# START OF Record set
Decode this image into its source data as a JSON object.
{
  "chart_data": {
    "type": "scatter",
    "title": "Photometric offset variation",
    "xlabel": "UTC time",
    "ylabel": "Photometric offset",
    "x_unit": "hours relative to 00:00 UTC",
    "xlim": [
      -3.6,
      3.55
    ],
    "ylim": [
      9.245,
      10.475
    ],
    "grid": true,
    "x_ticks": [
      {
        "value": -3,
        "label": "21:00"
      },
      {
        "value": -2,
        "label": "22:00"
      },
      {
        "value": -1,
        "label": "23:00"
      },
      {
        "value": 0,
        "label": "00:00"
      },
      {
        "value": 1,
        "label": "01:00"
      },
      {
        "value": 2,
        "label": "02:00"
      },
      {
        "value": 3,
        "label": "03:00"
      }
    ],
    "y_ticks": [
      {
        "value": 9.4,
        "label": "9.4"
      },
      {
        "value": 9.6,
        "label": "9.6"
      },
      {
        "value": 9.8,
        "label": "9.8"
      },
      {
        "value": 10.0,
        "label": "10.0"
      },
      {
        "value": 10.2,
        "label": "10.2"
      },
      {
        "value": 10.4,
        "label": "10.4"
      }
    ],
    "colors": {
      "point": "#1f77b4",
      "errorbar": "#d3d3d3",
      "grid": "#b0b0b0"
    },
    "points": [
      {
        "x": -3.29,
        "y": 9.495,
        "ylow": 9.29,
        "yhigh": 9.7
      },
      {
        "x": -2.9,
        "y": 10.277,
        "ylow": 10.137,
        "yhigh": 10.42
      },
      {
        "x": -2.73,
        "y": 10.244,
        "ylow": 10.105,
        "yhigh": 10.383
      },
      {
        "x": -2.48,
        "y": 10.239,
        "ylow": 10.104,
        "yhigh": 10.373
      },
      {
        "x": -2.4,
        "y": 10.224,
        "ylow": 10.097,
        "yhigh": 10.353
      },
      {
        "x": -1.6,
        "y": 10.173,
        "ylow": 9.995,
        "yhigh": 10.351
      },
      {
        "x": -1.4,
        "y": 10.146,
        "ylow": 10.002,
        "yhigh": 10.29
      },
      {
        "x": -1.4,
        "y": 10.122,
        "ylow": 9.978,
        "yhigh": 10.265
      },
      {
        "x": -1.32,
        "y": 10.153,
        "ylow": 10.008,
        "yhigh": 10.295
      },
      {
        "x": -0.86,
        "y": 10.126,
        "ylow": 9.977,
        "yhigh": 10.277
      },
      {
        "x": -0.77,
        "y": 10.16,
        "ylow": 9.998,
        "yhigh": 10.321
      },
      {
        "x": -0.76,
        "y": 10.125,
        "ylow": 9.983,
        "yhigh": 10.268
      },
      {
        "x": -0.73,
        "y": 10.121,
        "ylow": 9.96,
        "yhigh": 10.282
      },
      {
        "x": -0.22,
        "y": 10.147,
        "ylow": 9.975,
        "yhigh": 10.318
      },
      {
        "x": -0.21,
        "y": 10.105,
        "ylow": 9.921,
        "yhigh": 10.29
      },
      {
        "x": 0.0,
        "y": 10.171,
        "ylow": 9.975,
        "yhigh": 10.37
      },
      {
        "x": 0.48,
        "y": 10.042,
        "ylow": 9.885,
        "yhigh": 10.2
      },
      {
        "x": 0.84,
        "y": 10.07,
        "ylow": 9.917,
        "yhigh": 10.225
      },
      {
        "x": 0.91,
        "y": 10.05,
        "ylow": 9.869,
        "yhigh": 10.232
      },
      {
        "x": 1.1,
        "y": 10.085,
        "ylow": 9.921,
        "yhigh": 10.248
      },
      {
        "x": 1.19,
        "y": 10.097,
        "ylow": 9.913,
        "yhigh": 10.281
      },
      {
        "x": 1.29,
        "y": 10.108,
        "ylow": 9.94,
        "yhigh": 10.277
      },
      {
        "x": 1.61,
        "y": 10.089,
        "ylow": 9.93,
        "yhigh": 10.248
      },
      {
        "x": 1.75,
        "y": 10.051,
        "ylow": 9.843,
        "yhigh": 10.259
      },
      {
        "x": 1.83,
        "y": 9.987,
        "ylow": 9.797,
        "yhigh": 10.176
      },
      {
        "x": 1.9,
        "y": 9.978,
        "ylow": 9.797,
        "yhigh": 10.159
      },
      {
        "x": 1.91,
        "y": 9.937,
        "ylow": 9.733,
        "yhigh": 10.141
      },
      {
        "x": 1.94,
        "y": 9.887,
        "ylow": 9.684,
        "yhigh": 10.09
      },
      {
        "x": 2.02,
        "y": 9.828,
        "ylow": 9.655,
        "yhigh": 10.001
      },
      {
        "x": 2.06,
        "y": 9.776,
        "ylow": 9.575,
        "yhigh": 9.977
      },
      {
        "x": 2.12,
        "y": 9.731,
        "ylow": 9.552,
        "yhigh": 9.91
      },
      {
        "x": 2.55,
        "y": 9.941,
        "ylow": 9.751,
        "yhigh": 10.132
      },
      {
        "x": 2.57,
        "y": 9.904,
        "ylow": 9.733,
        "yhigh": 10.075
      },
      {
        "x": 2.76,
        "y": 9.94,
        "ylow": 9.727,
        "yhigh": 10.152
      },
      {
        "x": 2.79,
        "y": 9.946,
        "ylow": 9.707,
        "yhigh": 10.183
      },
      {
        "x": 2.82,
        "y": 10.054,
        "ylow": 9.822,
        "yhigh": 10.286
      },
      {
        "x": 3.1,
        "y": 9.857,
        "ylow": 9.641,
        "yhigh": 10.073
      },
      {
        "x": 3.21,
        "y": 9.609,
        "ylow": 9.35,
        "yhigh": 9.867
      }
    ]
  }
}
# END OF Record set
> [Requirements]: Collect every line with the string "offset" from the records, and copy each.

> [Response]:
    "title": "Photometric offset variation",
    "ylabel": "Photometric offset",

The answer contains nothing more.